Extract each line containing the string "label".

Start of DATA SUPPLIED

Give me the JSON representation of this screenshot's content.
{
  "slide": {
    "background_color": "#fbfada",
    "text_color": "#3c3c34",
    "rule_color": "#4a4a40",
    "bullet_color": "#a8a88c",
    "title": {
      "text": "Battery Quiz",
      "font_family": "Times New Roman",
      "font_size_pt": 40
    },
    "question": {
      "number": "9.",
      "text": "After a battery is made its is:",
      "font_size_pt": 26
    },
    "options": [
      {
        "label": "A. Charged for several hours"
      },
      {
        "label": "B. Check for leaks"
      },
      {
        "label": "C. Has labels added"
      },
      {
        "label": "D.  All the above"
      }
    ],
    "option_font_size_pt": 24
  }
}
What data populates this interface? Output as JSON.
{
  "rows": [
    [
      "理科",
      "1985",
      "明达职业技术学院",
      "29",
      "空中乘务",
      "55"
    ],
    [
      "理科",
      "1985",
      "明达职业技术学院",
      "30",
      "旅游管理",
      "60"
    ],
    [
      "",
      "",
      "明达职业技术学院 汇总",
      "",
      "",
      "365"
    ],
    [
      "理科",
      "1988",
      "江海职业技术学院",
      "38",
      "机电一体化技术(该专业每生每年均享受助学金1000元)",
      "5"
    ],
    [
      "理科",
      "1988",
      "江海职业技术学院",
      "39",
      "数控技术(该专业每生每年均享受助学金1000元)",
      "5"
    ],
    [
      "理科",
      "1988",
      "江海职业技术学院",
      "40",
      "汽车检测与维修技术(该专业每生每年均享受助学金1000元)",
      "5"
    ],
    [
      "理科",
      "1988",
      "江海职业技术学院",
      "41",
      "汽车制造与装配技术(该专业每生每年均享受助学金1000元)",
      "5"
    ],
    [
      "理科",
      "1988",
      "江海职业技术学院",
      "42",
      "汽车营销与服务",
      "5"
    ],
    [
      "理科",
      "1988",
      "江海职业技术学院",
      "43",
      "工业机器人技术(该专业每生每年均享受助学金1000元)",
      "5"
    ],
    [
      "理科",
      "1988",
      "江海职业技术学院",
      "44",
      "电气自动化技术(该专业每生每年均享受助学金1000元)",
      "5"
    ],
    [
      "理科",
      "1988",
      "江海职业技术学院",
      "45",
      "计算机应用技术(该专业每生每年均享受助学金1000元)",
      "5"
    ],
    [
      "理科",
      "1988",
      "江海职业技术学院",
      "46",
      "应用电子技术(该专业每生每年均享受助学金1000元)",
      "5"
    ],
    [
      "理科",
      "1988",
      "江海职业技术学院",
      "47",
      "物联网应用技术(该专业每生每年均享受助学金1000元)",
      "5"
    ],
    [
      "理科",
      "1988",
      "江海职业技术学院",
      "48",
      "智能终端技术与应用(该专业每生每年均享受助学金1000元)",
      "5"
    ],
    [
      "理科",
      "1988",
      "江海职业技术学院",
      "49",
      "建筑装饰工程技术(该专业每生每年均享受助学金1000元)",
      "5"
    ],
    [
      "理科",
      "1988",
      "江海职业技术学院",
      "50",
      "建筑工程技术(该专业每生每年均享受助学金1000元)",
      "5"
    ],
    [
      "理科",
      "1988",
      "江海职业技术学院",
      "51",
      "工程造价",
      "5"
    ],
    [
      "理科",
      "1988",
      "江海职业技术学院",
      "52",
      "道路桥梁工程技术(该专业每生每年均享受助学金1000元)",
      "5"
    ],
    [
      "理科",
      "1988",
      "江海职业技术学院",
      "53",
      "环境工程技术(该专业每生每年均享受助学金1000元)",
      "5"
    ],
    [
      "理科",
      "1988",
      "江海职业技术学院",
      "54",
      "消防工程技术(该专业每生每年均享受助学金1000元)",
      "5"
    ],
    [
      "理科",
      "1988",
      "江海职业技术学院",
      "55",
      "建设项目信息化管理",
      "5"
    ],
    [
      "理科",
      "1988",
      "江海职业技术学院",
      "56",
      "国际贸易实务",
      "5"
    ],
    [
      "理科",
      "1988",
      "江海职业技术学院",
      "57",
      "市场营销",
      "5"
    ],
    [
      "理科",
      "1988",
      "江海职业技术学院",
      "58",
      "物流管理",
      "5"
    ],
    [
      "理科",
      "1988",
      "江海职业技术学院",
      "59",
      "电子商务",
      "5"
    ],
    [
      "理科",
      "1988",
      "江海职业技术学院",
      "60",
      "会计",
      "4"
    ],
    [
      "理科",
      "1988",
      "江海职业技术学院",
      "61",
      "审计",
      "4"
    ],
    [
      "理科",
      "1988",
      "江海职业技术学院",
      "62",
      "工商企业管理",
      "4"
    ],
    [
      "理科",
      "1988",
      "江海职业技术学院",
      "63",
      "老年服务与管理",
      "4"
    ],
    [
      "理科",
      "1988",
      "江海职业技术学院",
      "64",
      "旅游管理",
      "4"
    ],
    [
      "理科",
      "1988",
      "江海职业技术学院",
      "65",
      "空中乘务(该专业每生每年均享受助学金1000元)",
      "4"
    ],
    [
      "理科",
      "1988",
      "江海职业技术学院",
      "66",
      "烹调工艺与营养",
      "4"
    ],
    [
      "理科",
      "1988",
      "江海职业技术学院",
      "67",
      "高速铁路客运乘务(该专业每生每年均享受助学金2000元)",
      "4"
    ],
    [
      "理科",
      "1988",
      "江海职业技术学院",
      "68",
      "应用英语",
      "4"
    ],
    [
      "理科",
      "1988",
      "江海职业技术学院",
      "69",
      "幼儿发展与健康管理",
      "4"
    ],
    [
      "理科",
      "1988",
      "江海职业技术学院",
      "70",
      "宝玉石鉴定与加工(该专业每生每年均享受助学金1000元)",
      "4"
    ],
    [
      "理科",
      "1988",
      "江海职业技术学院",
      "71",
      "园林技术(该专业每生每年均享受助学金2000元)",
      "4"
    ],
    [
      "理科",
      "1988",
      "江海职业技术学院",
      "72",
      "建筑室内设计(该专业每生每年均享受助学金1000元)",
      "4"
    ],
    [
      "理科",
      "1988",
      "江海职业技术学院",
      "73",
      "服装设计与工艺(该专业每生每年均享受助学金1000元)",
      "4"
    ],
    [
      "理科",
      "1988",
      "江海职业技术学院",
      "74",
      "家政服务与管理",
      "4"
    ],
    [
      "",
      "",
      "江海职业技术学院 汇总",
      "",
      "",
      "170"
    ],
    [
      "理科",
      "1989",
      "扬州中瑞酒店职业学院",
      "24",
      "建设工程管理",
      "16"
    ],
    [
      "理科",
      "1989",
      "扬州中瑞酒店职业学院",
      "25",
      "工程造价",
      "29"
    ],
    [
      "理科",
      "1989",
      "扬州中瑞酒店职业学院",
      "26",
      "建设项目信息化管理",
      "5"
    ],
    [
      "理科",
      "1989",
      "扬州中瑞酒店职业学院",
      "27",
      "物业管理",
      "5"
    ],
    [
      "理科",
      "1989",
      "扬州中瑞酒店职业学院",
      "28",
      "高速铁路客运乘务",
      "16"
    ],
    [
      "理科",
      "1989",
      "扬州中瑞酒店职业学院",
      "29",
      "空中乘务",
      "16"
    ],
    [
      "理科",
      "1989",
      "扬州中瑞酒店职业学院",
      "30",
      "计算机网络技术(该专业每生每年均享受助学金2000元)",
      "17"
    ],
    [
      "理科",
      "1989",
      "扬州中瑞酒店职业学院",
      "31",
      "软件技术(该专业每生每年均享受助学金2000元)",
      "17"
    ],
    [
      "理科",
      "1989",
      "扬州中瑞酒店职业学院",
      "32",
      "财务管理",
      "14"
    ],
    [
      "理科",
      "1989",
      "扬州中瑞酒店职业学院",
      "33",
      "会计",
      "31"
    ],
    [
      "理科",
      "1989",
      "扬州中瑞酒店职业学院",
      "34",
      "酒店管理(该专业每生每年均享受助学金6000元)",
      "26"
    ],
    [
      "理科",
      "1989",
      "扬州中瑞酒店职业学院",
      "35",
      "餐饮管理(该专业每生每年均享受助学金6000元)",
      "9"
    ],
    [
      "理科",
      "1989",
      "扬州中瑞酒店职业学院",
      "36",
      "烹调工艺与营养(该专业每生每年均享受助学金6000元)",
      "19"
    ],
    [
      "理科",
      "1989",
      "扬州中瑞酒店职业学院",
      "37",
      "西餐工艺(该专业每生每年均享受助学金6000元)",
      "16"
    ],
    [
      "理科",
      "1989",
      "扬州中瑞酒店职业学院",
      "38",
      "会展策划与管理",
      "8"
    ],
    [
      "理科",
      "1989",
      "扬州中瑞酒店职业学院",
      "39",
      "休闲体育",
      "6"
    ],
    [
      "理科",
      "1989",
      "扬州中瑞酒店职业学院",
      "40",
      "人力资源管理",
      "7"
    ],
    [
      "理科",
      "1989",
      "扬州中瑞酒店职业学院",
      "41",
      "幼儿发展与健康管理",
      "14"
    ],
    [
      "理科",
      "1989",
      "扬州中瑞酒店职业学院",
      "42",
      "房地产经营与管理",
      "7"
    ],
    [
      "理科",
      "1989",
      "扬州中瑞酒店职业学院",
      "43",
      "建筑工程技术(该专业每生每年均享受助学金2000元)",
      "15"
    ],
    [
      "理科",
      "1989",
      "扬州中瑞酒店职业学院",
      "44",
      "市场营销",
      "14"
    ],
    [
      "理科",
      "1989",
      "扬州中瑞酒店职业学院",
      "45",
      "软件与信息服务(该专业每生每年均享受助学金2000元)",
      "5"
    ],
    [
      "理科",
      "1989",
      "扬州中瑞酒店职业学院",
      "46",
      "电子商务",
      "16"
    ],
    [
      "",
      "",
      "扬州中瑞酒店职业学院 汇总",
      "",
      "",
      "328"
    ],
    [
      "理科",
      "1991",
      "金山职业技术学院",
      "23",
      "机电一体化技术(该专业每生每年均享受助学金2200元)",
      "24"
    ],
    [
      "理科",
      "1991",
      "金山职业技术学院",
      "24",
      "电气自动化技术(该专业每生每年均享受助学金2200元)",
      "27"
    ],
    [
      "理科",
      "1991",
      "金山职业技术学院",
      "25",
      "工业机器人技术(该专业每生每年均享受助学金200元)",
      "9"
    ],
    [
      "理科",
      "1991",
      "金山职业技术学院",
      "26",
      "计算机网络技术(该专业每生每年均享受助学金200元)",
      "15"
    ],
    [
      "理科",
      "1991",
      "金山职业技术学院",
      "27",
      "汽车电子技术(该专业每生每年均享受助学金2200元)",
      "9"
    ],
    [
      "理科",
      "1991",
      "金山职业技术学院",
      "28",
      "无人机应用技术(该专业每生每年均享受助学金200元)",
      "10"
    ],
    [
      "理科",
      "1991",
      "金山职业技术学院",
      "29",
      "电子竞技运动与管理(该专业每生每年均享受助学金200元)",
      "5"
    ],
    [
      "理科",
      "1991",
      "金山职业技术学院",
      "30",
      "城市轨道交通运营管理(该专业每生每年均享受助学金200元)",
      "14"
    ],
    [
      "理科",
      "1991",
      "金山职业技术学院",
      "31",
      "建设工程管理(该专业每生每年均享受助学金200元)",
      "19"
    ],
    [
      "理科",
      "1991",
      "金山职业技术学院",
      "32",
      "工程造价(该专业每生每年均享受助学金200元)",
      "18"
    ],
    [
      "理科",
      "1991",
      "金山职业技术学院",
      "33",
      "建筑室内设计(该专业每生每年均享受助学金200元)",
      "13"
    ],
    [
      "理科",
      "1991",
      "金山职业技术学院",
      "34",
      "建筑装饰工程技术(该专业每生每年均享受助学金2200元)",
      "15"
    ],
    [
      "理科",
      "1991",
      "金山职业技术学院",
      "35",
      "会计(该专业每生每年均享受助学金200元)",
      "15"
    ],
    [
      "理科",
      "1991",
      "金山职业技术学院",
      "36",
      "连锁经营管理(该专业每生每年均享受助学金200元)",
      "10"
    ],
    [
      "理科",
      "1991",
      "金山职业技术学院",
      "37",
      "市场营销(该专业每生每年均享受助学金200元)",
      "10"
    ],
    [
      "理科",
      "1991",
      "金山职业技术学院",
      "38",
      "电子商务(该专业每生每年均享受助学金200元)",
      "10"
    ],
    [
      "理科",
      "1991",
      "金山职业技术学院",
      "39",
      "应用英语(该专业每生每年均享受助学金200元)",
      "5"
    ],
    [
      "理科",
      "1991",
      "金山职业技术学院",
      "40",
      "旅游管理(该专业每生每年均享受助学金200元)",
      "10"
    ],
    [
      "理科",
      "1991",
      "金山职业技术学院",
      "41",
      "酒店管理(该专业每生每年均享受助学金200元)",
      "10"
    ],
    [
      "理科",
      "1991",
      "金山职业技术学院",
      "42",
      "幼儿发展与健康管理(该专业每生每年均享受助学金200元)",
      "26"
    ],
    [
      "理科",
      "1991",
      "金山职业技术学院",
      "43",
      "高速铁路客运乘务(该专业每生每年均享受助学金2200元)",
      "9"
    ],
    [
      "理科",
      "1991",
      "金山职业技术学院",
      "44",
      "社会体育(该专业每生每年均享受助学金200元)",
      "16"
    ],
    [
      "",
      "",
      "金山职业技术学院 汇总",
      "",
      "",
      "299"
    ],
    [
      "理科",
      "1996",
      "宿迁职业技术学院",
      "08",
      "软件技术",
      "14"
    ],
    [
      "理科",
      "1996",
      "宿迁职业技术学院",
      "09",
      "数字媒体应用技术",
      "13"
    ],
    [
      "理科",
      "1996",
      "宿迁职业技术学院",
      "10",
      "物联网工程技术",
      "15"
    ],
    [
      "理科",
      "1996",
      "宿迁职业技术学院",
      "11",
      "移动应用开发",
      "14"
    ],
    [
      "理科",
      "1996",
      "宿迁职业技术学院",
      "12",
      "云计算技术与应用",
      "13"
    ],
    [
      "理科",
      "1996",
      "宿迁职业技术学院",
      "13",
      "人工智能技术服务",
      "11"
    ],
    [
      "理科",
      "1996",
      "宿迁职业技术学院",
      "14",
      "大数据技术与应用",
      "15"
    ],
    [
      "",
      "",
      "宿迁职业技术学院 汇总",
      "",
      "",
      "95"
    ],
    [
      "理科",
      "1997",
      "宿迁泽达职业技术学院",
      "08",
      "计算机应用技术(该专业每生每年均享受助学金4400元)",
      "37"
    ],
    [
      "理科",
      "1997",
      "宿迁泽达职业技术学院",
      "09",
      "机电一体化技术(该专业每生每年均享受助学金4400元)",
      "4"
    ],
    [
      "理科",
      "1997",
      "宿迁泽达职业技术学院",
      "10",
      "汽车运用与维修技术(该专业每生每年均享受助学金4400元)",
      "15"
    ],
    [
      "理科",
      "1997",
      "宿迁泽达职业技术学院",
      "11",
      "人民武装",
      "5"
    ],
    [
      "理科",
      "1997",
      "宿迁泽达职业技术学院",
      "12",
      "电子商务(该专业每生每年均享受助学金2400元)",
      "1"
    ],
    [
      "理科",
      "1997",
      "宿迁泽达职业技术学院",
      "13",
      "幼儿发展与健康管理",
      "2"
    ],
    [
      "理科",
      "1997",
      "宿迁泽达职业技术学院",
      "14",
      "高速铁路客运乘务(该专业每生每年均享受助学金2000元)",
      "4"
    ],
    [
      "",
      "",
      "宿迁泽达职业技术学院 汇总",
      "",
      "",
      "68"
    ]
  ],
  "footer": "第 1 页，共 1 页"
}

End of DATA SUPPLIED

SOLUTION TO THIS TASK:
        "label": "A. Charged for several hours"
        "label": "B. Check for leaks"
        "label": "C. Has labels added"
        "label": "D.  All the above"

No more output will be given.